(Records)

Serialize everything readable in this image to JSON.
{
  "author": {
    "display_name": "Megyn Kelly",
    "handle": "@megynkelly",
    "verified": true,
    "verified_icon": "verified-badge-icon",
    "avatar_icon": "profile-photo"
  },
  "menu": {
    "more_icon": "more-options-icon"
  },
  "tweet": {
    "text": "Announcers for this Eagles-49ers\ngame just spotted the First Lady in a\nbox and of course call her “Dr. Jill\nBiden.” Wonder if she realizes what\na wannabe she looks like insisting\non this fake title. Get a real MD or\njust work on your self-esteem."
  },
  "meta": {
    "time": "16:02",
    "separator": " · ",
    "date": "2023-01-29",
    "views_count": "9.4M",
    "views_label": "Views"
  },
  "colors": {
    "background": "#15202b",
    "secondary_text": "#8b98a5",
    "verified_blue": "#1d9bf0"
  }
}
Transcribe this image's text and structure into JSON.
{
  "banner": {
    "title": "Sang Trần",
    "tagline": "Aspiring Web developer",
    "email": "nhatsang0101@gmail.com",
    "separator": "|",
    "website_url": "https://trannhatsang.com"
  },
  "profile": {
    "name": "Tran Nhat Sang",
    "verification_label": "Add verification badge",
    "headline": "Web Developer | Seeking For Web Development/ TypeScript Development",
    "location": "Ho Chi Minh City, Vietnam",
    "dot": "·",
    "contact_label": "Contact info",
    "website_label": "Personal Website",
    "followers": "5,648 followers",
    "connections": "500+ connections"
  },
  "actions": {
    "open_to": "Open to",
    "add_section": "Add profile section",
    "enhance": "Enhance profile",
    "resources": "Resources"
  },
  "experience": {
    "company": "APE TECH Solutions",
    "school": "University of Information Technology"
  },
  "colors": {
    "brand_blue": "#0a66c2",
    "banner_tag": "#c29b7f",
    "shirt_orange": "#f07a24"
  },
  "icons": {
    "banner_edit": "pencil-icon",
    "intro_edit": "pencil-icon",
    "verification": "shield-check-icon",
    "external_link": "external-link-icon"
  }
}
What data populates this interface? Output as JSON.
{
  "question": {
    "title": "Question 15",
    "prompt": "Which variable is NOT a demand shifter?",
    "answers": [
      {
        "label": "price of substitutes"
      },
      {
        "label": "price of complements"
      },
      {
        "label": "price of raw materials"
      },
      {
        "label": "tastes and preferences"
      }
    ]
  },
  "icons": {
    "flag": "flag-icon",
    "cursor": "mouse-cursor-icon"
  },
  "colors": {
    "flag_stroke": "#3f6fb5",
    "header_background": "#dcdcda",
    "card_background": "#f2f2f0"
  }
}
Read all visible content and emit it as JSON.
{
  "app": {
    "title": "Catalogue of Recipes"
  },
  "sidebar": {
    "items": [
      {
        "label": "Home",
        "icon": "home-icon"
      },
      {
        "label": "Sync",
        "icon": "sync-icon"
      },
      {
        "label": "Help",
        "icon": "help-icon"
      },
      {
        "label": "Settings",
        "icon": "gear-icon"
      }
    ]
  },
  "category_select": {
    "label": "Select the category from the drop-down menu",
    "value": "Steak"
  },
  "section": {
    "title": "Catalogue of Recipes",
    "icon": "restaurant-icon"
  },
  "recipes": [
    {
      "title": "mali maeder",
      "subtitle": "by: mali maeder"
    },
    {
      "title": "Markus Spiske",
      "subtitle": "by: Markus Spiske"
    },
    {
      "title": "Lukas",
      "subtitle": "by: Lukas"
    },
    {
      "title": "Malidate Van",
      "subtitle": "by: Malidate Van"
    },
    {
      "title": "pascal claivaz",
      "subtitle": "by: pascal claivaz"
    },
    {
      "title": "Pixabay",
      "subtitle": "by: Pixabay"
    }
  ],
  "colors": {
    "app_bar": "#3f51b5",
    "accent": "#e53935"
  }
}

Given task – From the records given above, copy all lines containing "verification".

Exercise solution –
    "verification_label": "Add verification badge",
    "verification": "shield-check-icon",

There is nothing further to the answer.